# AIM:
Search the data for the string "sharpness" and gather each line it is in.

Dataset excerpt

•••••

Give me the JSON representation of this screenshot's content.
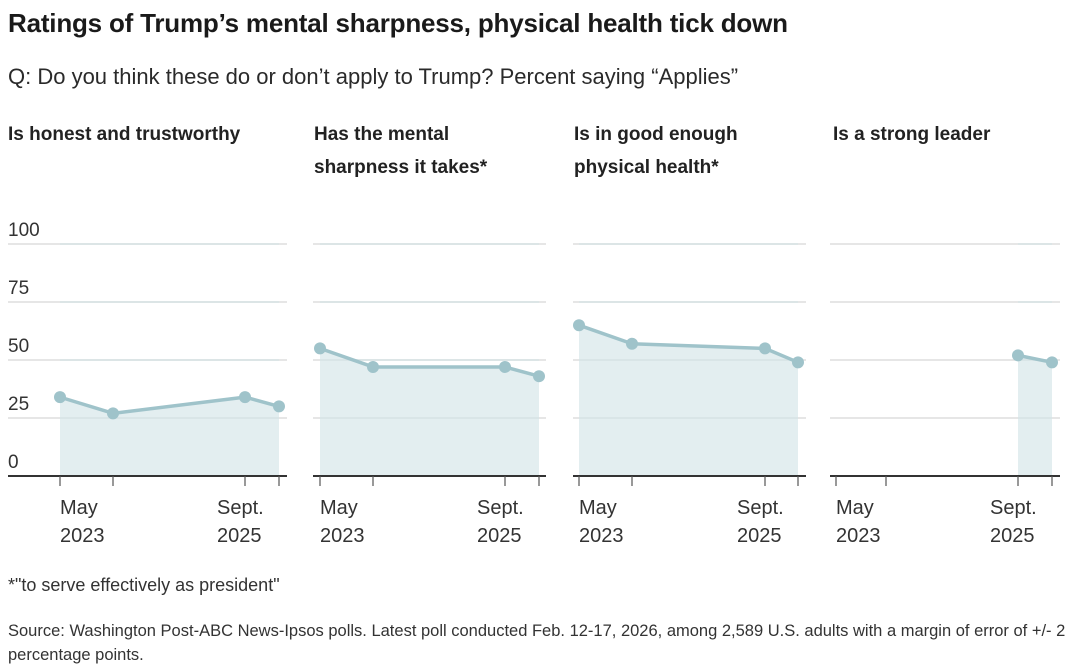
{
  "chart_data": {
    "type": "area",
    "title": "Ratings of Trump’s mental sharpness, physical health tick down",
    "subtitle": "Q: Do you think these do or don’t apply to Trump? Percent saying “Applies”",
    "ylim": [
      0,
      100
    ],
    "yticks": [
      0,
      25,
      50,
      75,
      100
    ],
    "xtick_labels": [
      {
        "line1": "May",
        "line2": "2023"
      },
      {
        "line1": "Sept.",
        "line2": "2025"
      }
    ],
    "x_positions": [
      "May 2023",
      "mid 2023",
      "Sept. 2025",
      "Feb. 2026"
    ],
    "colors": {
      "line": "#9fc3ca",
      "fill": "#e3eef0",
      "grid": "#dddddd",
      "axis": "#333333"
    },
    "panels": [
      {
        "title": "Is honest and trustworthy",
        "values": [
          34,
          27,
          34,
          30
        ]
      },
      {
        "title": "Has the mental sharpness it takes*",
        "values": [
          55,
          47,
          47,
          43
        ]
      },
      {
        "title": "Is in good enough physical health*",
        "values": [
          65,
          57,
          55,
          49
        ]
      },
      {
        "title": "Is a strong leader",
        "values": [
          null,
          null,
          52,
          49
        ]
      }
    ],
    "footnote": "*\"to serve effectively as president\"",
    "source": "Source: Washington Post-ABC News-Ipsos polls. Latest poll conducted Feb. 12-17, 2026, among 2,589 U.S. adults with a margin of error of +/- 2 percentage points."
  },
  "panel_titles_display": [
    [
      "Is honest and trustworthy"
    ],
    [
      "Has the mental",
      "sharpness it takes*"
    ],
    [
      "Is in good enough",
      "physical health*"
    ],
    [
      "Is a strong leader"
    ]
  ]
}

•••••

# WRITTEN RESPONSE:
    "title": "Ratings of Trump’s mental sharpness, physical health tick down",
        "title": "Has the mental sharpness it takes*",
      "sharpness it takes*"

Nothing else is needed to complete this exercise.